┌────────

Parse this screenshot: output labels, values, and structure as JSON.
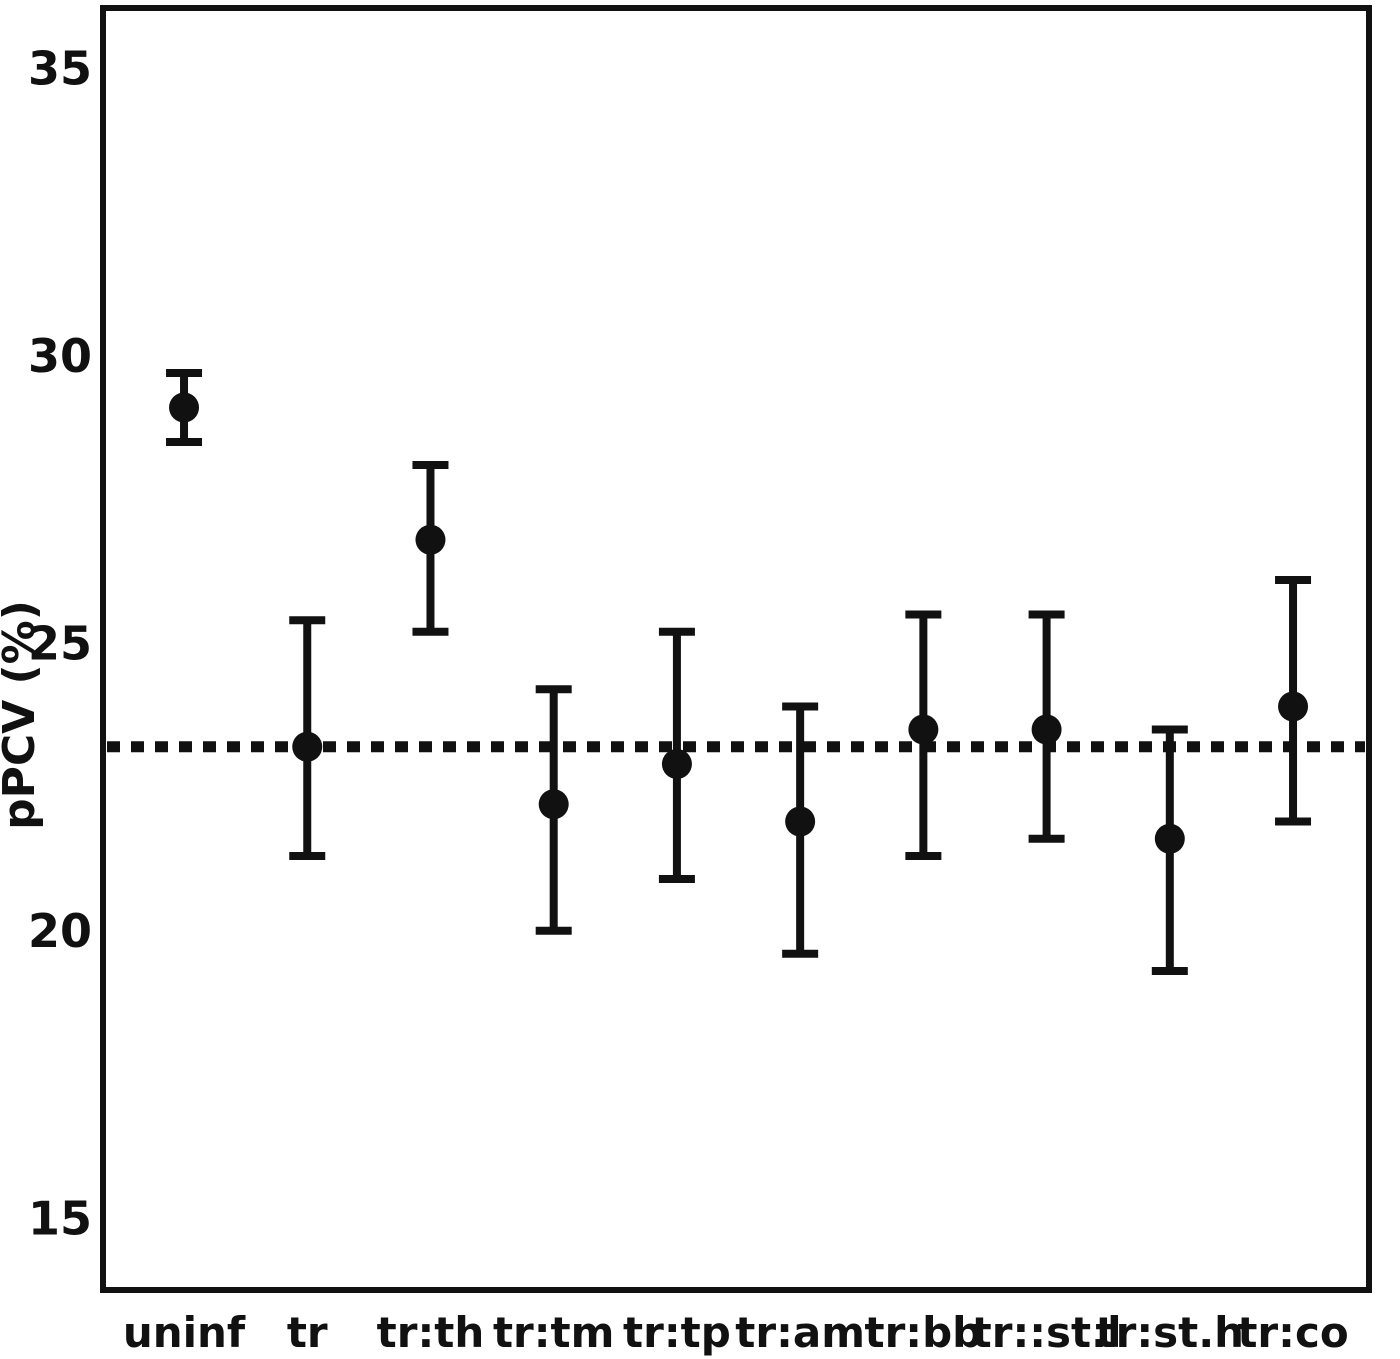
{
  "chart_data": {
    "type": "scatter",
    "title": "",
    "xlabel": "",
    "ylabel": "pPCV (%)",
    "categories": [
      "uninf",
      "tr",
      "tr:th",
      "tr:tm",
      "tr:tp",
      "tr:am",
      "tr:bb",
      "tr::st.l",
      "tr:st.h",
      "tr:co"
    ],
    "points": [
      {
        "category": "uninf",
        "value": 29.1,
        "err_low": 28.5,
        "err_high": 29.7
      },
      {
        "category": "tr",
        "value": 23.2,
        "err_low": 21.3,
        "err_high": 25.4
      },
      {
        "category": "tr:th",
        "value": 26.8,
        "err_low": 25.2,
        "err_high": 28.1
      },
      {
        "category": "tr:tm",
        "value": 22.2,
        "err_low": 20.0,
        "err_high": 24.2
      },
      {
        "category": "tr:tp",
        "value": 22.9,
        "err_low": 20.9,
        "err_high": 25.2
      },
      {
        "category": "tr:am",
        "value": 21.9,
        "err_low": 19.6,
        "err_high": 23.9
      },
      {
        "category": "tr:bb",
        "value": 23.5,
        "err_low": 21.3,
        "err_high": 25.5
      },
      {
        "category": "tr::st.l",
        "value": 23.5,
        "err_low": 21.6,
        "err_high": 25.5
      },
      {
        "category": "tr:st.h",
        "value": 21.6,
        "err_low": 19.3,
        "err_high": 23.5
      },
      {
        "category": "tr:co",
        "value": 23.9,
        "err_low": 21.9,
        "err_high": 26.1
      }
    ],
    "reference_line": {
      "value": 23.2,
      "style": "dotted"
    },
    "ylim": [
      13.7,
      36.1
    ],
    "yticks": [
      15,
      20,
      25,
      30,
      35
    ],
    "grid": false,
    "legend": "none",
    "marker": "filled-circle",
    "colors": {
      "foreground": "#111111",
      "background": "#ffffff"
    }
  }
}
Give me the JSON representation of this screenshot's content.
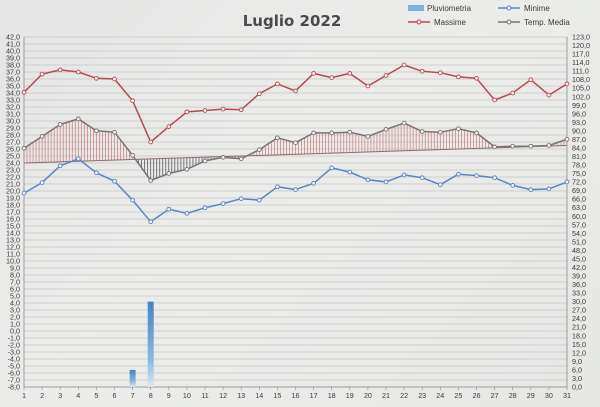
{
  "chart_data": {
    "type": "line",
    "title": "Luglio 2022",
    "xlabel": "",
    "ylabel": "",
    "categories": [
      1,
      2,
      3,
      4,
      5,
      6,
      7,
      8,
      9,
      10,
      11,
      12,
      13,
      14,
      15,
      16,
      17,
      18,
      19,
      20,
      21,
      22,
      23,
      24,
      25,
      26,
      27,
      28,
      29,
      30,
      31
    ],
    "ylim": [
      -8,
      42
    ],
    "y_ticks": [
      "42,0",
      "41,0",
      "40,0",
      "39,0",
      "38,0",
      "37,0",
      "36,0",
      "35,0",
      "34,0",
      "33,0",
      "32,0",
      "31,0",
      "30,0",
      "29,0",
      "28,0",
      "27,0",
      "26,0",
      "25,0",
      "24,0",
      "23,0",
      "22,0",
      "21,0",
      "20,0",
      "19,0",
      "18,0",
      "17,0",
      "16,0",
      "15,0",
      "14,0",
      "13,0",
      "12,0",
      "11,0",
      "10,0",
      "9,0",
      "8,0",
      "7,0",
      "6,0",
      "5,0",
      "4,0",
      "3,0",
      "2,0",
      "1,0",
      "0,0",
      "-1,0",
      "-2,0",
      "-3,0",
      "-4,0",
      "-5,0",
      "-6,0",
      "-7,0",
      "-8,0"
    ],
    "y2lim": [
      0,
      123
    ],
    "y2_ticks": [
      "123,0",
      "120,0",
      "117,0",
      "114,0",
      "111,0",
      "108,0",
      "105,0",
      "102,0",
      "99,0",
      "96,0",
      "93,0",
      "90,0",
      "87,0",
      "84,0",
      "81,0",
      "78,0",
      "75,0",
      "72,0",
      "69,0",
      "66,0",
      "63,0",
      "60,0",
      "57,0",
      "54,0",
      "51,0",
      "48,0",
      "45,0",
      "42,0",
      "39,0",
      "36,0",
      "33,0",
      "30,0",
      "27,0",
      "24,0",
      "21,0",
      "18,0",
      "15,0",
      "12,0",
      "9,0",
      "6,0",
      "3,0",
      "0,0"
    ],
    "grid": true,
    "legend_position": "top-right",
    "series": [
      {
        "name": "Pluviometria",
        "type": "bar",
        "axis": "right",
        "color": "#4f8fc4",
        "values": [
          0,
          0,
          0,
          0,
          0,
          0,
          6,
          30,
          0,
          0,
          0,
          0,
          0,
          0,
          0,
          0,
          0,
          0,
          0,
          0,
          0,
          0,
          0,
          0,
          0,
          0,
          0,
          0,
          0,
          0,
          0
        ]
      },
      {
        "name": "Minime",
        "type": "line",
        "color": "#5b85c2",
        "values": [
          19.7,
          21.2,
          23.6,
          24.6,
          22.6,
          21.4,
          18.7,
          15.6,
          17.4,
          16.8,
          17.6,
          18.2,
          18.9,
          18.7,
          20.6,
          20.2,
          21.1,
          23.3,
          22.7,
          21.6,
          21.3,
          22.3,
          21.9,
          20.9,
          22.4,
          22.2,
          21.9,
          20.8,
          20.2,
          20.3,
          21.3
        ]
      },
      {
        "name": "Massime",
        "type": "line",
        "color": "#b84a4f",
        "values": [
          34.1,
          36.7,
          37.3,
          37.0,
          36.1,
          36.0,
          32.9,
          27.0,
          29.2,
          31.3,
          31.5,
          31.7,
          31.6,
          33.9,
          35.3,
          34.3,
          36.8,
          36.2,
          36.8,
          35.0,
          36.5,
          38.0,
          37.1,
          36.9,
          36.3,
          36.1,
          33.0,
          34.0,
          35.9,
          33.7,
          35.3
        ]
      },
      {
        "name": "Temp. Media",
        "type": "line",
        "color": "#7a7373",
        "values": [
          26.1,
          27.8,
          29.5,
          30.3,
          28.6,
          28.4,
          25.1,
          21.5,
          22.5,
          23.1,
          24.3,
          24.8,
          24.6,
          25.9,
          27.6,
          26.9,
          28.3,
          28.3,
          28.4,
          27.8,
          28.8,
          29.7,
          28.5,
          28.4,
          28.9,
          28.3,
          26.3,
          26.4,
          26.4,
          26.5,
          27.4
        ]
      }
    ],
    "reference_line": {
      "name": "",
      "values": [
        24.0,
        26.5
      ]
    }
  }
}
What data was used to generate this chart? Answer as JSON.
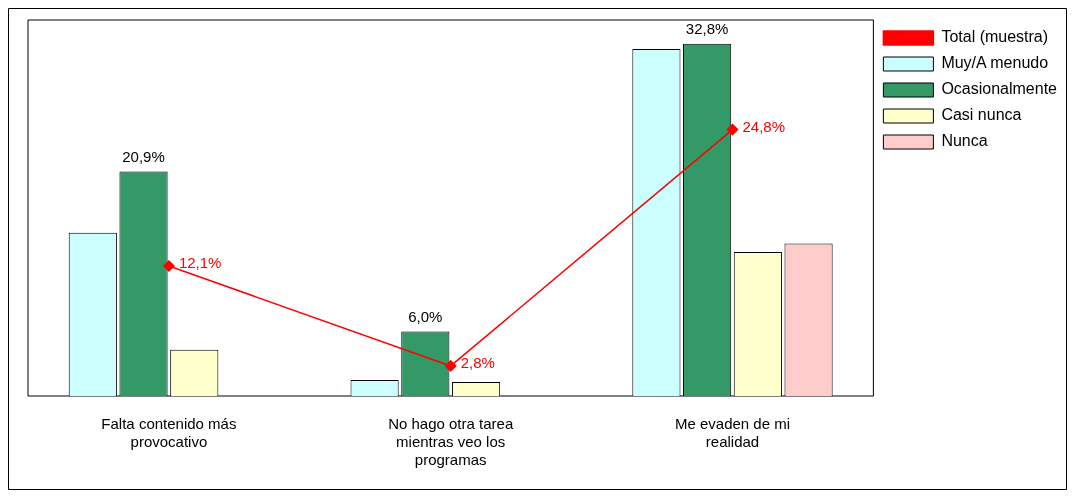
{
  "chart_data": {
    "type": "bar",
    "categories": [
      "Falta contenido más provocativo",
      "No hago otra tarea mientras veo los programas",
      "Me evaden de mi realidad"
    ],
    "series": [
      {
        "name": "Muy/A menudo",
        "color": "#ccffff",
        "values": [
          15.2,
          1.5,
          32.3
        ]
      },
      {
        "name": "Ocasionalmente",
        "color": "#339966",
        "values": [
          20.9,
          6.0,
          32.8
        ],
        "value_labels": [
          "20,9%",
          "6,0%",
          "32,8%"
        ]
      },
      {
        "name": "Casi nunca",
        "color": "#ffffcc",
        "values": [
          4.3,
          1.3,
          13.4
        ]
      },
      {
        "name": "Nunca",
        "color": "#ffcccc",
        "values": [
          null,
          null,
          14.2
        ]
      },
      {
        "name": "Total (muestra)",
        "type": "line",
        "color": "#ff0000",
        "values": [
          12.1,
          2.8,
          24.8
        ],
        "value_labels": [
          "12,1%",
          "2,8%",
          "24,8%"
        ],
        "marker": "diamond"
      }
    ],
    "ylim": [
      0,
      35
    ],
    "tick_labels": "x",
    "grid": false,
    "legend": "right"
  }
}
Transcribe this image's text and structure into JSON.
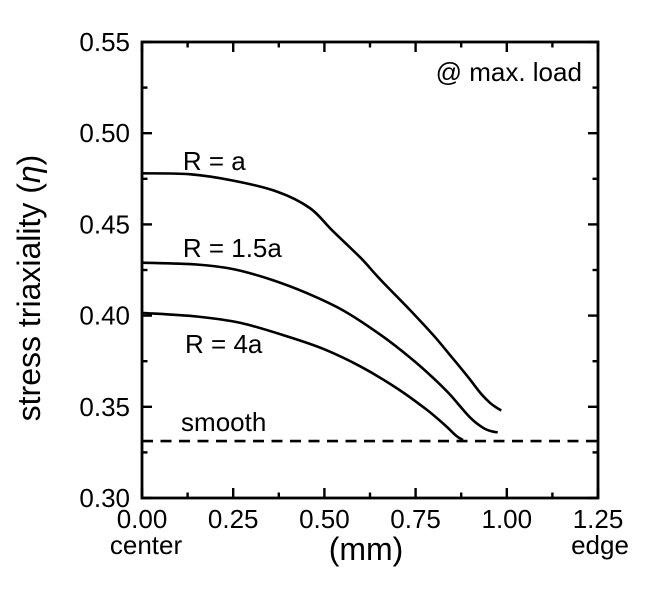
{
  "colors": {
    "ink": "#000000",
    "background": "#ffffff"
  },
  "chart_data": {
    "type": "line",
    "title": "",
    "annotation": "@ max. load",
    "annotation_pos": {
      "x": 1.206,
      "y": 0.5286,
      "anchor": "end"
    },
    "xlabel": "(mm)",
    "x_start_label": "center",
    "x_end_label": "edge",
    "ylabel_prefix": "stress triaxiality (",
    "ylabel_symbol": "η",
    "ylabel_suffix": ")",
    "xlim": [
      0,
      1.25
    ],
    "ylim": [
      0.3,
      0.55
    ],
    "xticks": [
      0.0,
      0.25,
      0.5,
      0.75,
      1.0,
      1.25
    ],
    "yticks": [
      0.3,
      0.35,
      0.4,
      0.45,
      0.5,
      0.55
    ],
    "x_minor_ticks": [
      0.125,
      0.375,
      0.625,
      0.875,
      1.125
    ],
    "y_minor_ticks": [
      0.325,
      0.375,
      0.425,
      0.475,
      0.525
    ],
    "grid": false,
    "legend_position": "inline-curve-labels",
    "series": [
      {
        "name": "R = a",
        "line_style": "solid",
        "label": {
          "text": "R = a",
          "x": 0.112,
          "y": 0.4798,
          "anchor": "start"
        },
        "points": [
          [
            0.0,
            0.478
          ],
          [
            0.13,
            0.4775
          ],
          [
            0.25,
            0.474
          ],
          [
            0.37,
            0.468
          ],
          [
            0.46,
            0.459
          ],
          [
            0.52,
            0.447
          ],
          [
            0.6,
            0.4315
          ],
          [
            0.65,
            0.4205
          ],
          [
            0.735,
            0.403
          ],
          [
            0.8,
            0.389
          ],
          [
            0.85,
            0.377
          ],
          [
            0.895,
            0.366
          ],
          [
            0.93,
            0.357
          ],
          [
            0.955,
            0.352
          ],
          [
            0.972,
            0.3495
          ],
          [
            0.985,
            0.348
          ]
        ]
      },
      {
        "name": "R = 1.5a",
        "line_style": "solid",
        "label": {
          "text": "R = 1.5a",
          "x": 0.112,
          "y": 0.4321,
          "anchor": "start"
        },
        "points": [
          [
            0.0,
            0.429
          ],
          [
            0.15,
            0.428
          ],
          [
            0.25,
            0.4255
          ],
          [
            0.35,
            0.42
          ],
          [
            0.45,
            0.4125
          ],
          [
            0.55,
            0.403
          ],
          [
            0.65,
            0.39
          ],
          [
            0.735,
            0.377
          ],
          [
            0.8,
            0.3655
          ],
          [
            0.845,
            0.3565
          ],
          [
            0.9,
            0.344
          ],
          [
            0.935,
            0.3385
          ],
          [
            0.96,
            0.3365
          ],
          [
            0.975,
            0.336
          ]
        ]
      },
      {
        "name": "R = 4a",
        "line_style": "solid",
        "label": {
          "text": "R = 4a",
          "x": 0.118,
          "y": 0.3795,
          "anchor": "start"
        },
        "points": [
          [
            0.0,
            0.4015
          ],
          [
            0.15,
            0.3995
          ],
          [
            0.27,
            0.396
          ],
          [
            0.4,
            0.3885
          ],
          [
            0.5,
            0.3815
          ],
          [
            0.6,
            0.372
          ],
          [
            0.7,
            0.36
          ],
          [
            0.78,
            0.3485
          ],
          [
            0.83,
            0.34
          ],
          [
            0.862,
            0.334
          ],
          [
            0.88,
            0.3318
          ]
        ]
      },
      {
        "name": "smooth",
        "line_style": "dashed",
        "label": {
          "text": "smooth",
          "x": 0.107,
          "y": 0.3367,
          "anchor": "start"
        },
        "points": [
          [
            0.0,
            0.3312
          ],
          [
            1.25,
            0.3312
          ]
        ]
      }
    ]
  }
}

└────────

▶ _Given instruction_
Show all lines from the records above where the word "background" occurs.

▶ _Completed exercise_
      "background": "#ffffff"
    "background": "#ffffff"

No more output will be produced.